_Short task:_ Reproduce all the entries exactly.

--- BEGIN Dataset content ---

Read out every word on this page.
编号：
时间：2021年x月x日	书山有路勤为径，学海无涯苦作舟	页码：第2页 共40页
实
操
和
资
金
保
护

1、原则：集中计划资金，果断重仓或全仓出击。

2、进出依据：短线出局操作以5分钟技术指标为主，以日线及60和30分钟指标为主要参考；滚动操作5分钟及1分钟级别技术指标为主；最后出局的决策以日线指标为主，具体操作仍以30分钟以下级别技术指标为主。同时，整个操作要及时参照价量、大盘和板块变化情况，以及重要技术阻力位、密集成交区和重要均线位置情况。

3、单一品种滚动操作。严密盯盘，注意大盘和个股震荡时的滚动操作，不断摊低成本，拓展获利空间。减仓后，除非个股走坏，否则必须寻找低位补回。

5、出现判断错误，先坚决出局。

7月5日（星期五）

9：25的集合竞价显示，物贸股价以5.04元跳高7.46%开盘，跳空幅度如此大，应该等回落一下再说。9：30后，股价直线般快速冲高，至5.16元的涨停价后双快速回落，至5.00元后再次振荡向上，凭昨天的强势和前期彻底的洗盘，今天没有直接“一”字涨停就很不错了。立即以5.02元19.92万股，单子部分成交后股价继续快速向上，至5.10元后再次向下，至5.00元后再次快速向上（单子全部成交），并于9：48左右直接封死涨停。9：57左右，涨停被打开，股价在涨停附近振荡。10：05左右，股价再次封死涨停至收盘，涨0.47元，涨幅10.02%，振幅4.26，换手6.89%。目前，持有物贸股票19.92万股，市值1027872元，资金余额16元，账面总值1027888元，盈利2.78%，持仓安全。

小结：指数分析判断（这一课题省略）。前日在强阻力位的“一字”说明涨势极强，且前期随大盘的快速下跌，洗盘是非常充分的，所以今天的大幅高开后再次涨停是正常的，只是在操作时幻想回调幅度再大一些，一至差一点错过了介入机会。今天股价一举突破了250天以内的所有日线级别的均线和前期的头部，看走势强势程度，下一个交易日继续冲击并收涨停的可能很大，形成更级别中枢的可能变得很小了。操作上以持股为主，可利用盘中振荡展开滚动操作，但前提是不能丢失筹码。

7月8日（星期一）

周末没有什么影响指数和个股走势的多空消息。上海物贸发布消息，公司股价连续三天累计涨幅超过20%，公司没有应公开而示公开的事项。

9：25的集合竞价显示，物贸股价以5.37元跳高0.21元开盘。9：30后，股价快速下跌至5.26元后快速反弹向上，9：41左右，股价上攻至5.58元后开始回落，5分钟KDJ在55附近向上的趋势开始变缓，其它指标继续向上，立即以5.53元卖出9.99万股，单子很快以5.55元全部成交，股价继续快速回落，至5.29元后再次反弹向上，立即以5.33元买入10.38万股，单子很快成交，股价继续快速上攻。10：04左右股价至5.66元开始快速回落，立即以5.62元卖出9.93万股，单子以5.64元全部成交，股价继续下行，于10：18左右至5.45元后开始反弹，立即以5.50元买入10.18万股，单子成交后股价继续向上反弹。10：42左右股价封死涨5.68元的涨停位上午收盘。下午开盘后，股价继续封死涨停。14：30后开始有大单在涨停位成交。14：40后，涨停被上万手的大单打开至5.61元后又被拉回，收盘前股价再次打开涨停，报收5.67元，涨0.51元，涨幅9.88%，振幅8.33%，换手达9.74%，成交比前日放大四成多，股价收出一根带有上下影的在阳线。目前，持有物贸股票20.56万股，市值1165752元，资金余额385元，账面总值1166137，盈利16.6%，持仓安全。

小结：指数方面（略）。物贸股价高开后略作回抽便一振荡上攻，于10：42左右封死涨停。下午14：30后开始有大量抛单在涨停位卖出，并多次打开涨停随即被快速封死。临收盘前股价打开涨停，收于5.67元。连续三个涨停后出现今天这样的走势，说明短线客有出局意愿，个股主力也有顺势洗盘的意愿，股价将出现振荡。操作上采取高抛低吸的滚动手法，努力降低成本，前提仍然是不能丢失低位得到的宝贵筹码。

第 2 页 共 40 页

--- END Dataset content ---

_Response to this task:_
Read out every word on this page.
编号：
时间：2021年x月x日	书山有路勤为径，学海无涯苦作舟	页码：第2页 共40页
实
操
和
资
金
保
护

1、原则：集中计划资金，果断重仓或全仓出击。

2、进出依据：短线出局操作以5分钟技术指标为主，以日线及60和30分钟指标为主要参考；滚动操作5分钟及1分钟级别技术指标为主；最后出局的决策以日线指标为主，具体操作仍以30分钟以下级别技术指标为主。同时，整个操作要及时参照价量、大盘和板块变化情况，以及重要技术阻力位、密集成交区和重要均线位置情况。

3、单一品种滚动操作。严密盯盘，注意大盘和个股震荡时的滚动操作，不断摊低成本，拓展获利空间。减仓后，除非个股走坏，否则必须寻找低位补回。

5、出现判断错误，先坚决出局。

7月5日（星期五）

9：25的集合竞价显示，物贸股价以5.04元跳高7.46%开盘，跳空幅度如此大，应该等回落一下再说。9：30后，股价直线般快速冲高，至5.16元的涨停价后双快速回落，至5.00元后再次振荡向上，凭昨天的强势和前期彻底的洗盘，今天没有直接“一”字涨停就很不错了。立即以5.02元19.92万股，单子部分成交后股价继续快速向上，至5.10元后再次向下，至5.00元后再次快速向上（单子全部成交），并于9：48左右直接封死涨停。9：57左右，涨停被打开，股价在涨停附近振荡。10：05左右，股价再次封死涨停至收盘，涨0.47元，涨幅10.02%，振幅4.26，换手6.89%。目前，持有物贸股票19.92万股，市值1027872元，资金余额16元，账面总值1027888元，盈利2.78%，持仓安全。

小结：指数分析判断（这一课题省略）。前日在强阻力位的“一字”说明涨势极强，且前期随大盘的快速下跌，洗盘是非常充分的，所以今天的大幅高开后再次涨停是正常的，只是在操作时幻想回调幅度再大一些，一至差一点错过了介入机会。今天股价一举突破了250天以内的所有日线级别的均线和前期的头部，看走势强势程度，下一个交易日继续冲击并收涨停的可能很大，形成更级别中枢的可能变得很小了。操作上以持股为主，可利用盘中振荡展开滚动操作，但前提是不能丢失筹码。

7月8日（星期一）

周末没有什么影响指数和个股走势的多空消息。上海物贸发布消息，公司股价连续三天累计涨幅超过20%，公司没有应公开而示公开的事项。

9：25的集合竞价显示，物贸股价以5.37元跳高0.21元开盘。9：30后，股价快速下跌至5.26元后快速反弹向上，9：41左右，股价上攻至5.58元后开始回落，5分钟KDJ在55附近向上的趋势开始变缓，其它指标继续向上，立即以5.53元卖出9.99万股，单子很快以5.55元全部成交，股价继续快速回落，至5.29元后再次反弹向上，立即以5.33元买入10.38万股，单子很快成交，股价继续快速上攻。10：04左右股价至5.66元开始快速回落，立即以5.62元卖出9.93万股，单子以5.64元全部成交，股价继续下行，于10：18左右至5.45元后开始反弹，立即以5.50元买入10.18万股，单子成交后股价继续向上反弹。10：42左右股价封死涨5.68元的涨停位上午收盘。下午开盘后，股价继续封死涨停。14：30后开始有大单在涨停位成交。14：40后，涨停被上万手的大单打开至5.61元后又被拉回，收盘前股价再次打开涨停，报收5.67元，涨0.51元，涨幅9.88%，振幅8.33%，换手达9.74%，成交比前日放大四成多，股价收出一根带有上下影的在阳线。目前，持有物贸股票20.56万股，市值1165752元，资金余额385元，账面总值1166137，盈利16.6%，持仓安全。

小结：指数方面（略）。物贸股价高开后略作回抽便一振荡上攻，于10：42左右封死涨停。下午14：30后开始有大量抛单在涨停位卖出，并多次打开涨停随即被快速封死。临收盘前股价打开涨停，收于5.67元。连续三个涨停后出现今天这样的走势，说明短线客有出局意愿，个股主力也有顺势洗盘的意愿，股价将出现振荡。操作上采取高抛低吸的滚动手法，努力降低成本，前提仍然是不能丢失低位得到的宝贵筹码。

第 2 页 共 40 页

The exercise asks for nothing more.